- **The task**
Go through the entries and count the lines with the string "color" in them. Give only that number.

──────

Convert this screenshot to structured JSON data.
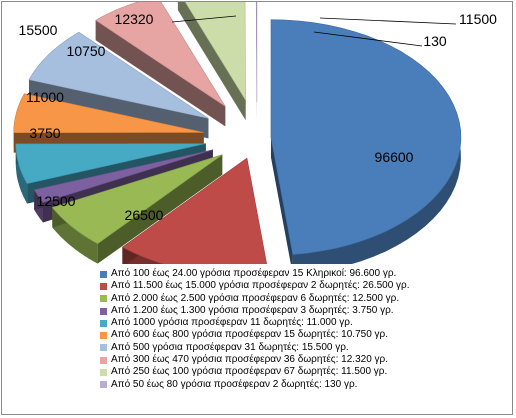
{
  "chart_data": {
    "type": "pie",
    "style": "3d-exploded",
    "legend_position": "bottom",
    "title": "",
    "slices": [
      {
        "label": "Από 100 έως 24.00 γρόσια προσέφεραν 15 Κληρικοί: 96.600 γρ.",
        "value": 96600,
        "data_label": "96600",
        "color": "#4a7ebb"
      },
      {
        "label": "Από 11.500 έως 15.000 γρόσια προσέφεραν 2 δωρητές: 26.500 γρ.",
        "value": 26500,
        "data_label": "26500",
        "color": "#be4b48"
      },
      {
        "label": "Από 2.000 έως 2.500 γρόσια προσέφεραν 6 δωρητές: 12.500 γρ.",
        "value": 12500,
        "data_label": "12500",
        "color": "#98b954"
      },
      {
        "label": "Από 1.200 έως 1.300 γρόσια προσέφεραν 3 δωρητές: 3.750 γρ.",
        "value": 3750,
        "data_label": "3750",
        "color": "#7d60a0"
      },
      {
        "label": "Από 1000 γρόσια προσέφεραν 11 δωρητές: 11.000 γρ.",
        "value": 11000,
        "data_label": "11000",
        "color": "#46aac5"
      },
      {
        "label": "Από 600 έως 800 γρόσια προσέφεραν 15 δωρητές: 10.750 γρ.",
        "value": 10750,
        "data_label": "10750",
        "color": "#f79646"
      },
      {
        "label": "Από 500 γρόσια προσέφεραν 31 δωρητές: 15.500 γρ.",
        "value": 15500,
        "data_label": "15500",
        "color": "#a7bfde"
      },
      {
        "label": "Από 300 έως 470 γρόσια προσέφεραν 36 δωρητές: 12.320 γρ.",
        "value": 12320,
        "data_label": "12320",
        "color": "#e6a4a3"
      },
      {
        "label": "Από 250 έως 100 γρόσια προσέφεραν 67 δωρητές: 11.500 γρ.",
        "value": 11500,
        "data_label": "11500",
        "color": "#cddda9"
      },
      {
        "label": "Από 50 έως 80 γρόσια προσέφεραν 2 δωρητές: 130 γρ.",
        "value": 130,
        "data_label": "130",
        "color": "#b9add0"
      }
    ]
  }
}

──────

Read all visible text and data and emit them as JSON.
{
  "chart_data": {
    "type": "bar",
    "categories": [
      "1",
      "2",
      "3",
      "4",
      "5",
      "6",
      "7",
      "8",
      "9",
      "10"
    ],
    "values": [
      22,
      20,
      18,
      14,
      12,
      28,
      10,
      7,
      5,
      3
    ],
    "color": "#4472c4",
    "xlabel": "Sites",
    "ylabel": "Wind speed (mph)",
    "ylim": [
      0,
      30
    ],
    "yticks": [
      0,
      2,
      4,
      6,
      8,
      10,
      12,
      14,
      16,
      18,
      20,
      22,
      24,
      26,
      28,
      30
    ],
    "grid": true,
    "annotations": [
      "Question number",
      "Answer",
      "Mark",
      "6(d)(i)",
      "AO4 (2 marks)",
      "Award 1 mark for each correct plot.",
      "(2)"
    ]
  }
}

──────

- **Solution for this exercise**
11